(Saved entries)
————————

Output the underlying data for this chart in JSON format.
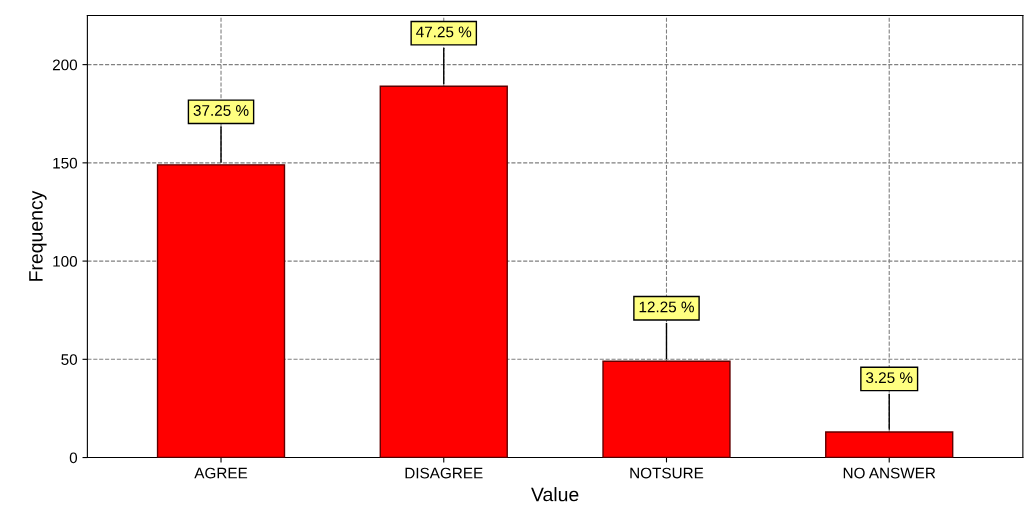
{
  "chart_data": {
    "type": "bar",
    "xlabel": "Value",
    "ylabel": "Frequency",
    "categories": [
      "AGREE",
      "DISAGREE",
      "NOTSURE",
      "NO ANSWER"
    ],
    "values": [
      149,
      189,
      49,
      13
    ],
    "annotations": [
      {
        "text": "37.25 %",
        "x": "AGREE",
        "y": 149
      },
      {
        "text": "47.25 %",
        "x": "DISAGREE",
        "y": 189
      },
      {
        "text": "12.25 %",
        "x": "NOTSURE",
        "y": 49
      },
      {
        "text": "3.25 %",
        "x": "NO ANSWER",
        "y": 13
      }
    ],
    "color": "#ff0000",
    "ylim": [
      0,
      225
    ],
    "yticks": [
      0,
      50,
      100,
      150,
      200
    ],
    "grid": true
  }
}
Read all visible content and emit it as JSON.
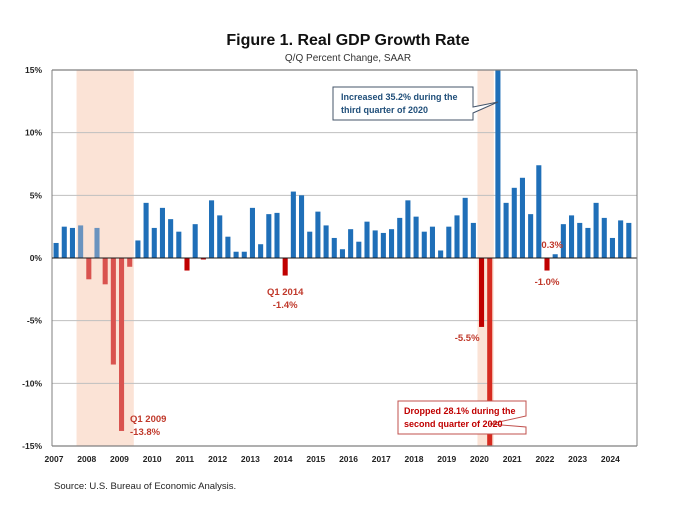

————————

Write out the material above once more, exactly as it reads, with no pictures.

Output the underlying data for this chart in JSON format.
{
  "chart_data": {
    "type": "bar",
    "xlabel": "Value",
    "ylabel": "Frequency",
    "categories": [
      "AGREE",
      "DISAGREE",
      "NOTSURE",
      "NO ANSWER"
    ],
    "values": [
      149,
      189,
      49,
      13
    ],
    "annotations": [
      {
        "text": "37.25 %",
        "x": "AGREE",
        "y": 149
      },
      {
        "text": "47.25 %",
        "x": "DISAGREE",
        "y": 189
      },
      {
        "text": "12.25 %",
        "x": "NOTSURE",
        "y": 49
      },
      {
        "text": "3.25 %",
        "x": "NO ANSWER",
        "y": 13
      }
    ],
    "color": "#ff0000",
    "ylim": [
      0,
      225
    ],
    "yticks": [
      0,
      50,
      100,
      150,
      200
    ],
    "grid": true
  }
}
Read all visible content and emit it as JSON.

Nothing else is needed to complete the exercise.